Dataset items
--------------------------------
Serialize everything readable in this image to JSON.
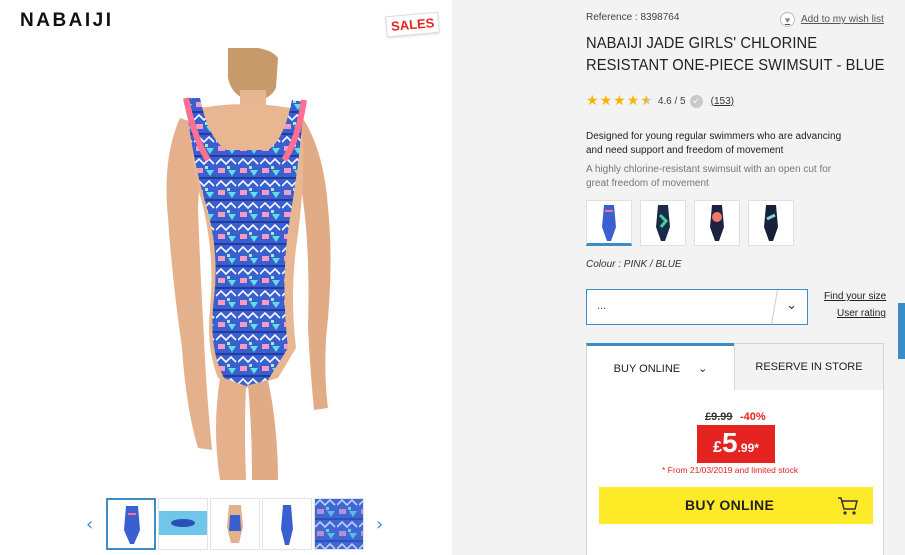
{
  "brand": {
    "name": "NABAIJI"
  },
  "badge": {
    "sales": "SALES"
  },
  "gallery": {
    "main_image": "girl-in-patterned-swimsuit",
    "prev_icon": "chevron-left-icon",
    "next_icon": "chevron-right-icon",
    "thumbnails": [
      "front-view",
      "swimming-photo",
      "back-view",
      "side-view",
      "fabric-detail"
    ]
  },
  "product": {
    "reference_label": "Reference : 8398764",
    "wishlist_label": "Add to my wish list",
    "title_line1": "NABAIJI JADE GIRLS' CHLORINE",
    "title_line2": "RESISTANT ONE-PIECE SWIMSUIT - BLUE",
    "rating_value": 4.6,
    "rating_text": "4.6 / 5",
    "reviews_count": "(153)",
    "description_main": "Designed for young regular swimmers who are advancing and need support and freedom of movement",
    "description_sub": "A highly chlorine-resistant swimsuit with an open cut for great freedom of movement",
    "colour_label": "Colour : PINK / BLUE",
    "swatches": [
      "pink-blue",
      "navy-green",
      "navy-coral",
      "navy-aqua"
    ]
  },
  "size": {
    "select_value": "...",
    "find_size_link": "Find your size",
    "user_rating_link": "User rating"
  },
  "tabs": {
    "buy_online": "BUY ONLINE",
    "reserve_in_store": "RESERVE IN STORE"
  },
  "pricing": {
    "old_price": "£9.99",
    "discount": "-40%",
    "currency": "£",
    "price_int": "5",
    "price_dec": ".99*",
    "note": "* From 21/03/2019 and limited stock"
  },
  "buy_button": {
    "label": "BUY ONLINE"
  },
  "colors": {
    "accent_blue": "#3c8dc7",
    "sale_red": "#e52321",
    "buy_yellow": "#ffea28",
    "star_gold": "#f5b400"
  }
}
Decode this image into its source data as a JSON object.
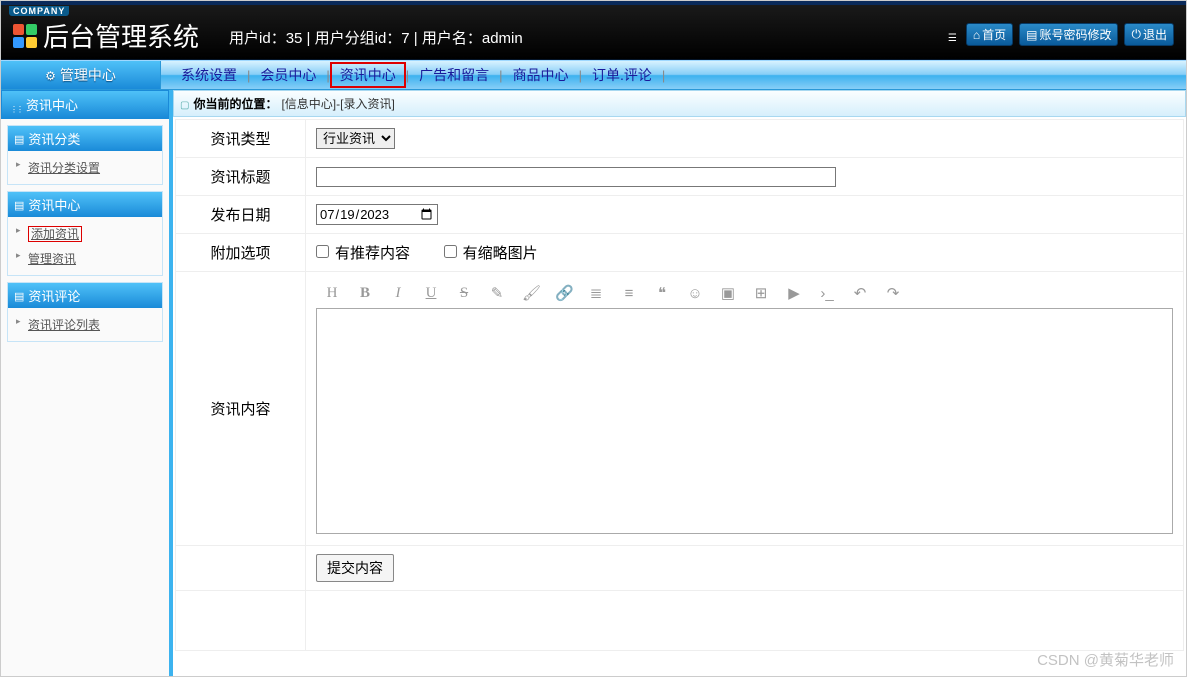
{
  "header": {
    "company_tag": "COMPANY",
    "app_title": "后台管理系统",
    "user_info": "用户id：35 | 用户分组id：7 | 用户名：admin",
    "links": {
      "home": "首页",
      "account": "账号密码修改",
      "logout": "退出"
    }
  },
  "nav": {
    "side_head": "管理中心",
    "items": [
      "系统设置",
      "会员中心",
      "资讯中心",
      "广告和留言",
      "商品中心",
      "订单.评论"
    ],
    "active_index": 2
  },
  "sidebar": {
    "title": "资讯中心",
    "groups": [
      {
        "title": "资讯分类",
        "items": [
          {
            "label": "资讯分类设置",
            "hl": false
          }
        ]
      },
      {
        "title": "资讯中心",
        "items": [
          {
            "label": "添加资讯",
            "hl": true
          },
          {
            "label": "管理资讯",
            "hl": false
          }
        ]
      },
      {
        "title": "资讯评论",
        "items": [
          {
            "label": "资讯评论列表",
            "hl": false
          }
        ]
      }
    ]
  },
  "crumb": {
    "prefix": "你当前的位置：",
    "path": "[信息中心]-[录入资讯]"
  },
  "form": {
    "type": {
      "label": "资讯类型",
      "options": [
        "行业资讯"
      ],
      "value": "行业资讯"
    },
    "title": {
      "label": "资讯标题",
      "value": ""
    },
    "date": {
      "label": "发布日期",
      "value": "2023/07/19"
    },
    "extra": {
      "label": "附加选项",
      "opt1": "有推荐内容",
      "opt2": "有缩略图片"
    },
    "content": {
      "label": "资讯内容"
    },
    "submit": "提交内容"
  },
  "editor_toolbar": [
    "H",
    "B",
    "I",
    "U",
    "S",
    "✎",
    "🖌",
    "🔗",
    "≣",
    "≡",
    "❝",
    "☺",
    "▣",
    "⊞",
    "▶",
    "›_",
    "↶",
    "↷"
  ],
  "watermark": "CSDN @黄菊华老师"
}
--------------------------------
Pick out the lines that contain "NABAIJI" and copy them.

- Finished exercise -
    "name": "NABAIJI"
    "title_line1": "NABAIJI JADE GIRLS' CHLORINE",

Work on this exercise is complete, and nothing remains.